> Goal of the exercise: Select every line holding the word "Теплицкий" and copy it.

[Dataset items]

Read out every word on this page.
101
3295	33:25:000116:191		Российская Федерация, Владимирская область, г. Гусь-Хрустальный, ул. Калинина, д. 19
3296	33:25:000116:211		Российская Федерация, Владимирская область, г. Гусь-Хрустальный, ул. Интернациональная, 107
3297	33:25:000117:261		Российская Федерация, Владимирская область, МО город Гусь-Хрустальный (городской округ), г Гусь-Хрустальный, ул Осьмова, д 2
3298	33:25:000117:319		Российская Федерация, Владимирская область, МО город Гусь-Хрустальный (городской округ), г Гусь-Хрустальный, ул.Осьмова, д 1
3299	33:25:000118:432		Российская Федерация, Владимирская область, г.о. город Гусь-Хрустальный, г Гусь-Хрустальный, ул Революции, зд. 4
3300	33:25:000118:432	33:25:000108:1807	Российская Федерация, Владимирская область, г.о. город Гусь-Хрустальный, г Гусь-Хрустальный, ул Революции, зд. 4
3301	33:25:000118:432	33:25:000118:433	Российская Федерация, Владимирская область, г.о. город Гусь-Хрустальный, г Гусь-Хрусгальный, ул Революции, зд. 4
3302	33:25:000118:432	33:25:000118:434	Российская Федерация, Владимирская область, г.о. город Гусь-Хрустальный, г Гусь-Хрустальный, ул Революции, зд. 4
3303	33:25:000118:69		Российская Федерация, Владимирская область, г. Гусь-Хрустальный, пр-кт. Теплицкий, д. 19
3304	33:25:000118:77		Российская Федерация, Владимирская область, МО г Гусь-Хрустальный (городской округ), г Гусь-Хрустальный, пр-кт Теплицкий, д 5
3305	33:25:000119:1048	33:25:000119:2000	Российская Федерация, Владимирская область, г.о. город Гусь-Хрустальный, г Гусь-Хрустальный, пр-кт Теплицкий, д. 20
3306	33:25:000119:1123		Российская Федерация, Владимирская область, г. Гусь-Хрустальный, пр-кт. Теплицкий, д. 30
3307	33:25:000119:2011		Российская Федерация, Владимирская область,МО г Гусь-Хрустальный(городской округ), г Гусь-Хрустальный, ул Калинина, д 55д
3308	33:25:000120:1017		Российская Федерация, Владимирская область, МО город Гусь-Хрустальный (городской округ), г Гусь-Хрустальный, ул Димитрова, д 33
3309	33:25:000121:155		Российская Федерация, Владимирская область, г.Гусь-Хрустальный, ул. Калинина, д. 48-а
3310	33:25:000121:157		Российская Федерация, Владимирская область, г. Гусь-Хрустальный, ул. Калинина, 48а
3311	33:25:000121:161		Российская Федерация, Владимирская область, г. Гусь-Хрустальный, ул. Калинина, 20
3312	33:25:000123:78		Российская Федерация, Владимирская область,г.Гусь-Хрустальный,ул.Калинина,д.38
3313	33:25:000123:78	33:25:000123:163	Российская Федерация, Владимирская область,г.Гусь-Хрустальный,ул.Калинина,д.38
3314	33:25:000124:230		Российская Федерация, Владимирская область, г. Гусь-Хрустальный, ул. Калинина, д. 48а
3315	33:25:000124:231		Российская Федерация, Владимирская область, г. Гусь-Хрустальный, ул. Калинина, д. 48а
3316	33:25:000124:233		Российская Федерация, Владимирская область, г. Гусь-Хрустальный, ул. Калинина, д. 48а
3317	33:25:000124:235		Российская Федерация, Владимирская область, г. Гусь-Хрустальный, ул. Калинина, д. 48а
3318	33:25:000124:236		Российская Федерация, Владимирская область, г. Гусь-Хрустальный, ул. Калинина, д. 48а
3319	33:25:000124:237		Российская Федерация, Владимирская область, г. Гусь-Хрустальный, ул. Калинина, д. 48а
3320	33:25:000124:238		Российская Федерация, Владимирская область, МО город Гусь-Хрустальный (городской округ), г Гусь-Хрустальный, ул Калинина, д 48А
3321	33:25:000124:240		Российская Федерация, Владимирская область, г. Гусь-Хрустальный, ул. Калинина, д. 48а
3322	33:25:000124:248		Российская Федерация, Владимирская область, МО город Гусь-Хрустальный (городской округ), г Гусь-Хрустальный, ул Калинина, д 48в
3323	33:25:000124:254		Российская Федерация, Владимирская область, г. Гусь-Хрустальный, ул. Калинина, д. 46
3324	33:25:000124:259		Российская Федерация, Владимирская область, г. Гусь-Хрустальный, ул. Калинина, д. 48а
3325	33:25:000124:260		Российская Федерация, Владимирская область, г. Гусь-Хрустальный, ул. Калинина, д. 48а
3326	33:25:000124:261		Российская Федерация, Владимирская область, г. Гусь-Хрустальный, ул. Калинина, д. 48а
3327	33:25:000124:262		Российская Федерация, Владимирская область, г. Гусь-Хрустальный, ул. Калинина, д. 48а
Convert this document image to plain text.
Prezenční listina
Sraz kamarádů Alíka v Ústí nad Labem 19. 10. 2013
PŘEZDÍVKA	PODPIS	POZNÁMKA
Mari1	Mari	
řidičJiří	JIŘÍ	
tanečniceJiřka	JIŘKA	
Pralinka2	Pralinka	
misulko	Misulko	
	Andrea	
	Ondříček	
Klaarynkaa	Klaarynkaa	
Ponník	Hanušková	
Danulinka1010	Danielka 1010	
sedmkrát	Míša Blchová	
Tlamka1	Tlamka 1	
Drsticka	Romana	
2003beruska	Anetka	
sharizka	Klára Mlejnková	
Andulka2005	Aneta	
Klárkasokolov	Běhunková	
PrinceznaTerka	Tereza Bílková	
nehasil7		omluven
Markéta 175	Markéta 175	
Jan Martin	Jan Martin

> Solution:
3303	33:25:000118:69		Российская Федерация, Владимирская область, г. Гусь-Хрустальный, пр-кт. Теплицкий, д. 19
3304	33:25:000118:77		Российская Федерация, Владимирская область, МО г Гусь-Хрустальный (городской округ), г Гусь-Хрустальный, пр-кт Теплицкий, д 5
3305	33:25:000119:1048	33:25:000119:2000	Российская Федерация, Владимирская область, г.о. город Гусь-Хрустальный, г Гусь-Хрустальный, пр-кт Теплицкий, д. 20
3306	33:25:000119:1123		Российская Федерация, Владимирская область, г. Гусь-Хрустальный, пр-кт. Теплицкий, д. 30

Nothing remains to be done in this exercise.